Written exercise >>
Only the number is wanted: how many lines contain the string "bayan"?

Input >>
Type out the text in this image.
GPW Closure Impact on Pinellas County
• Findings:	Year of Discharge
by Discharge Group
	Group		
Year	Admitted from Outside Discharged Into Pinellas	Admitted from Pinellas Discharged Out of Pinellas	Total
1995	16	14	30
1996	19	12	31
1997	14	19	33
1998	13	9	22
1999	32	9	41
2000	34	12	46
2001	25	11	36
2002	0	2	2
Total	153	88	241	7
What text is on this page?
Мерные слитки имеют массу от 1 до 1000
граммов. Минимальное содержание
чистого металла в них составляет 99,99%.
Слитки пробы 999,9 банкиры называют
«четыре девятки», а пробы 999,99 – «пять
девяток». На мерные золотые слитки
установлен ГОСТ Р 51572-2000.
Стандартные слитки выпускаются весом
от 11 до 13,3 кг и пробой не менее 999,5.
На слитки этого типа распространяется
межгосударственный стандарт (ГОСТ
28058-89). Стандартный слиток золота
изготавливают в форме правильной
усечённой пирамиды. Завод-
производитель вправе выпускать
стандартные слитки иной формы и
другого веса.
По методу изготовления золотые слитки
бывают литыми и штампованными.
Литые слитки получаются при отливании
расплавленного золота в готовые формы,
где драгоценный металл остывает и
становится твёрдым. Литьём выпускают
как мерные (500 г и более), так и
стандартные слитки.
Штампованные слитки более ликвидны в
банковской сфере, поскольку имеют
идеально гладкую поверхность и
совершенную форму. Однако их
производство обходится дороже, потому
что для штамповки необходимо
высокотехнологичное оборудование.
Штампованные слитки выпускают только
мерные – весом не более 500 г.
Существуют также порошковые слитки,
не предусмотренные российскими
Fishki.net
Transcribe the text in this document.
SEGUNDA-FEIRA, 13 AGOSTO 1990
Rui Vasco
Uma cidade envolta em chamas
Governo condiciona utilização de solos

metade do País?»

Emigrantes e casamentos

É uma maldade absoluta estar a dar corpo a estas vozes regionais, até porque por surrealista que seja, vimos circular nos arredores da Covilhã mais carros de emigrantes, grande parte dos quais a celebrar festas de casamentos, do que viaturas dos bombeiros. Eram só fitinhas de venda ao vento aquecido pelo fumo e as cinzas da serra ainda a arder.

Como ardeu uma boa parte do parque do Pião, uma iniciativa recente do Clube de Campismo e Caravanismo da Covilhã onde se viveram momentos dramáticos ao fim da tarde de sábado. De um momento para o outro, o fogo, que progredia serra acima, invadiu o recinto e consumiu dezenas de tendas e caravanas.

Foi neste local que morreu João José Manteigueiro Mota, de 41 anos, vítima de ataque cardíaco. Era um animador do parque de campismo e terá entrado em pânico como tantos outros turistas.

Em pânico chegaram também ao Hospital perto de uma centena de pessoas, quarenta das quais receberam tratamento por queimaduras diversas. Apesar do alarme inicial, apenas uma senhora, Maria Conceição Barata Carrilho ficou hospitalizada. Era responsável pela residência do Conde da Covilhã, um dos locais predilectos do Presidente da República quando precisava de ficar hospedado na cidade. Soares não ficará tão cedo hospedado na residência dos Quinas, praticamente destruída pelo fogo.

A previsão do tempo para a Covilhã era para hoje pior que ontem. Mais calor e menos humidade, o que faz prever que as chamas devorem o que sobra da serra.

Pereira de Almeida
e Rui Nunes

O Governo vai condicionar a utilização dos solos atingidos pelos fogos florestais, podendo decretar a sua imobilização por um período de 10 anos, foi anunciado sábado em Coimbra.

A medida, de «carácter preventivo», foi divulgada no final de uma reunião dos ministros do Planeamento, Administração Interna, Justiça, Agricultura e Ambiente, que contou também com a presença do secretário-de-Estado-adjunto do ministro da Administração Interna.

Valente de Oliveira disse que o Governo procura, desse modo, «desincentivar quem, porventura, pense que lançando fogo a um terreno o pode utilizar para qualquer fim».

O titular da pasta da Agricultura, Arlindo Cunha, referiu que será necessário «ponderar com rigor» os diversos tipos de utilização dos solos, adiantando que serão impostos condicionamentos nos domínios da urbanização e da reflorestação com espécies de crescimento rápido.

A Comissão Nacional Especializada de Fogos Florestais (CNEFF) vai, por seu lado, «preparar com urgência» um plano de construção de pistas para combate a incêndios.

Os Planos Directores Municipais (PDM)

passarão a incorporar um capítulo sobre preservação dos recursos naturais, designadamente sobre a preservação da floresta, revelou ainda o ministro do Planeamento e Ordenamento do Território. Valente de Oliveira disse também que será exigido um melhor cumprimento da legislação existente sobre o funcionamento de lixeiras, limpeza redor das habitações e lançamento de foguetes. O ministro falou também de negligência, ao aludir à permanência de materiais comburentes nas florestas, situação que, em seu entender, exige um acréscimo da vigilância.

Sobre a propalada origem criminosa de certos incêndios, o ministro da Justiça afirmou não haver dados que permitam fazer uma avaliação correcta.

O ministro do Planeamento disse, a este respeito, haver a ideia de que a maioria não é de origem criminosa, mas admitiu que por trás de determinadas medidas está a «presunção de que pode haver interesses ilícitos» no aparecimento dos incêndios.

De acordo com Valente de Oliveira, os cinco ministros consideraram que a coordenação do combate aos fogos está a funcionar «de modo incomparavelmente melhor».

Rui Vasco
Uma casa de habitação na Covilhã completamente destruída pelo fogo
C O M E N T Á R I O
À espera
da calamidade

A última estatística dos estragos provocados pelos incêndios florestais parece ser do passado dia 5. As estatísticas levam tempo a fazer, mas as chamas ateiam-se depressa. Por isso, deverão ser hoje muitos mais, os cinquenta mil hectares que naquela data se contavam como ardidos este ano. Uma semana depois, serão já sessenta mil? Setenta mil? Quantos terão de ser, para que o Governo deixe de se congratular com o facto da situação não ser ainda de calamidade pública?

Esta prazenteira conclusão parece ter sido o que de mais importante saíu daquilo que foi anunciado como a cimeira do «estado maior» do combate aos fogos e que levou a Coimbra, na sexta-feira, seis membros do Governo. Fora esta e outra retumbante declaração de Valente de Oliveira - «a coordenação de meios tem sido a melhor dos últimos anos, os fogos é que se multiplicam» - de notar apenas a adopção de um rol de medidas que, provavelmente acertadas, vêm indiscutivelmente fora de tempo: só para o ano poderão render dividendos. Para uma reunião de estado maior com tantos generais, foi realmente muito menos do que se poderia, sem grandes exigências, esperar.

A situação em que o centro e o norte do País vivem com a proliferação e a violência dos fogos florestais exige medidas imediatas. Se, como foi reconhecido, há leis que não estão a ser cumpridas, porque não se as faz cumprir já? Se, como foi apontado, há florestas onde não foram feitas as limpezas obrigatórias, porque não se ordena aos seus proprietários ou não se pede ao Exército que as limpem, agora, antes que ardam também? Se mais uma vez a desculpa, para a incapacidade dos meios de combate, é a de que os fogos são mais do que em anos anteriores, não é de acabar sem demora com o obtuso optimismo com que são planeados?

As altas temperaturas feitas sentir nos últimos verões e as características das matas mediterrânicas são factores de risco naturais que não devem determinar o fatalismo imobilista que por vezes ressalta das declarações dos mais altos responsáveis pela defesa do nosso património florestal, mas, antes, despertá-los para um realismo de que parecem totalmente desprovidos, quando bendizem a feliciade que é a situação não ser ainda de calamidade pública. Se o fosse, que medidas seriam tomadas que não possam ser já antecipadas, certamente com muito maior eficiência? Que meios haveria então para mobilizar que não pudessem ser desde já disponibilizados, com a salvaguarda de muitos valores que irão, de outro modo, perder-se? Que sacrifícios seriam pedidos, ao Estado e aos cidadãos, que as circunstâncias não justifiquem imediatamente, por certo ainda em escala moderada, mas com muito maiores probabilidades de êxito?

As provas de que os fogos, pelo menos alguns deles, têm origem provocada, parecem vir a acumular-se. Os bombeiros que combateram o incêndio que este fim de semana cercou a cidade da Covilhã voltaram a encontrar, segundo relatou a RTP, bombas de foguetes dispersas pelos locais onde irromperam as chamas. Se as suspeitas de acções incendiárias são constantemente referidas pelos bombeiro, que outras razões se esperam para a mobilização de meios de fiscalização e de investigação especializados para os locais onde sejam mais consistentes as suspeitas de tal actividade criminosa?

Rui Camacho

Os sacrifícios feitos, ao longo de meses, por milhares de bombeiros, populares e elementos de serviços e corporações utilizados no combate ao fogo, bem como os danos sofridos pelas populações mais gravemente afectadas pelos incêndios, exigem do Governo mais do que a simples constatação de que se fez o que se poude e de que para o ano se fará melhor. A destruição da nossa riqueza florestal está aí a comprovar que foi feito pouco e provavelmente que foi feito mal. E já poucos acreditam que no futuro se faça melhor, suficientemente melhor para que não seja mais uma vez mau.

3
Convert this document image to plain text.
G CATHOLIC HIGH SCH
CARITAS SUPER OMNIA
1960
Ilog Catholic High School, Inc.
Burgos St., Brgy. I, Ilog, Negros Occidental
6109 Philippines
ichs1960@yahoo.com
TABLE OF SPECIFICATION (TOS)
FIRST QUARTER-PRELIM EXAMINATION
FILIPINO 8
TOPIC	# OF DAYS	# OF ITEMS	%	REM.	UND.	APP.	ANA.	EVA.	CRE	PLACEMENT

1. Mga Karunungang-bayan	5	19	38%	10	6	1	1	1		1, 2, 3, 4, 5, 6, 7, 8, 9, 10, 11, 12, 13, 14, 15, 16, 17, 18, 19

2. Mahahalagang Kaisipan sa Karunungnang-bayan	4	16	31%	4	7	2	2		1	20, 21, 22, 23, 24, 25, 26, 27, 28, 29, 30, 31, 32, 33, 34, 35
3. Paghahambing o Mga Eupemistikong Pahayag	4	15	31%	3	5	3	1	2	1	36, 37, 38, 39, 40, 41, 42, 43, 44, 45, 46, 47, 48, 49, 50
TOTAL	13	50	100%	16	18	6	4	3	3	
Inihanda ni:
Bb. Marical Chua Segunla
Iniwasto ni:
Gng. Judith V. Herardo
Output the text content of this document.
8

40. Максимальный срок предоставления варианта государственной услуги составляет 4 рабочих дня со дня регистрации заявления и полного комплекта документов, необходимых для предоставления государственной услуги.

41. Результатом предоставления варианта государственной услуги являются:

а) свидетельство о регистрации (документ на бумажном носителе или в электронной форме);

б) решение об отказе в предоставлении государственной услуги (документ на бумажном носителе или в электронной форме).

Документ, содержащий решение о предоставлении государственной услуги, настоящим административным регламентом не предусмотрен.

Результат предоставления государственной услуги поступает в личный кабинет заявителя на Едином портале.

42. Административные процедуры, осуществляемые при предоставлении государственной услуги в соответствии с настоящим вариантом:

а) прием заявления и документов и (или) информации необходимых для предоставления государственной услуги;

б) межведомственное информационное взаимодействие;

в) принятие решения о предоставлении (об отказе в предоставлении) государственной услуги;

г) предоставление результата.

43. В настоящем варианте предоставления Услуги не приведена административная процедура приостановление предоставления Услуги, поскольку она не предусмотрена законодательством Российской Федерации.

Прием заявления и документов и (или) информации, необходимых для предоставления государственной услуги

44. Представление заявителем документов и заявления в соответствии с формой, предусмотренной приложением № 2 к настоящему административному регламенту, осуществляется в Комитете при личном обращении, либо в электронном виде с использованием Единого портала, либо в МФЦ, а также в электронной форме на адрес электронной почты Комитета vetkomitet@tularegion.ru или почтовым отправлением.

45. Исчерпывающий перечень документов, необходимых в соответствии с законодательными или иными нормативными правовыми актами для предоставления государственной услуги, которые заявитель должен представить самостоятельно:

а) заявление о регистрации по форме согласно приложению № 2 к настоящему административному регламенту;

Exercise response >>
2